Material provided.
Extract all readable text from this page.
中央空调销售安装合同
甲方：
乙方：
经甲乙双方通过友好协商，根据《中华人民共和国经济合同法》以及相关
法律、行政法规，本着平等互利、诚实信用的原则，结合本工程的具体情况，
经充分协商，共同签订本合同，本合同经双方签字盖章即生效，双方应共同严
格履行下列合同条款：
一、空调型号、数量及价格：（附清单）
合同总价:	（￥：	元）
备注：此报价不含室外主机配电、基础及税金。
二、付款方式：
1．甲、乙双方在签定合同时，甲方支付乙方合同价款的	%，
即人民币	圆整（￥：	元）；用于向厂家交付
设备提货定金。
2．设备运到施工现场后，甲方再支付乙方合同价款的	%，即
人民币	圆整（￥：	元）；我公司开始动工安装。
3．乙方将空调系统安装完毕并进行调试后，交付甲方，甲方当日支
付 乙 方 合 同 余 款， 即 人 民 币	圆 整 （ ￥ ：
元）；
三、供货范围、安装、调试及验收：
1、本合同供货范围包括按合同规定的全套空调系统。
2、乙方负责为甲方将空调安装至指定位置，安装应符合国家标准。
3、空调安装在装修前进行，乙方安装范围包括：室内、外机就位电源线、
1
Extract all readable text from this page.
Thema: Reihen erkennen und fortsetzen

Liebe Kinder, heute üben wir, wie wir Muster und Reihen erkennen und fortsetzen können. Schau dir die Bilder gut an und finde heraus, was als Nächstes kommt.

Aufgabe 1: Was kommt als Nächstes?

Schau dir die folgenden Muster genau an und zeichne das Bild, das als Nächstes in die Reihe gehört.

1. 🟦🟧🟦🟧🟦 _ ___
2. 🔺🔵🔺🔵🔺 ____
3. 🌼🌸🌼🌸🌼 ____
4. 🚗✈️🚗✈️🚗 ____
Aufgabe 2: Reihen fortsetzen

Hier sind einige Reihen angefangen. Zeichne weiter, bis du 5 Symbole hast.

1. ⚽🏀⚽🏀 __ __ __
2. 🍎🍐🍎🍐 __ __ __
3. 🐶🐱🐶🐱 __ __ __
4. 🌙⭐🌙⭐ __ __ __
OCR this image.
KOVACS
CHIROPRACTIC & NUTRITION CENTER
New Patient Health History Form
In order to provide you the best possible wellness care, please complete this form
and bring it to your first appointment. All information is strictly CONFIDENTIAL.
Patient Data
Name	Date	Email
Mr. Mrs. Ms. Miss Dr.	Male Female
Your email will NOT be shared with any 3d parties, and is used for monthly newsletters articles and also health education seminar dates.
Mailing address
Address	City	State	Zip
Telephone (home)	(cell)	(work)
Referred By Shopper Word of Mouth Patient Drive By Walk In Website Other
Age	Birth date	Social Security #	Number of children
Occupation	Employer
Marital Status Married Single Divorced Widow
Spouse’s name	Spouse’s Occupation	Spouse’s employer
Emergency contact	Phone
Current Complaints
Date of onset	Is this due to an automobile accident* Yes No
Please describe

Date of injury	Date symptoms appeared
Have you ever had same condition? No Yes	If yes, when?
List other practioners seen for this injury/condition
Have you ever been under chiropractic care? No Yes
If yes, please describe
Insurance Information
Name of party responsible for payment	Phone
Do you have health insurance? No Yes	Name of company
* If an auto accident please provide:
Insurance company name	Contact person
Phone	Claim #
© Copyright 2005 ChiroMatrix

Required task.
Tally the lines containing "Muster". Provide the number without any other words.

Answer to the exercise.
2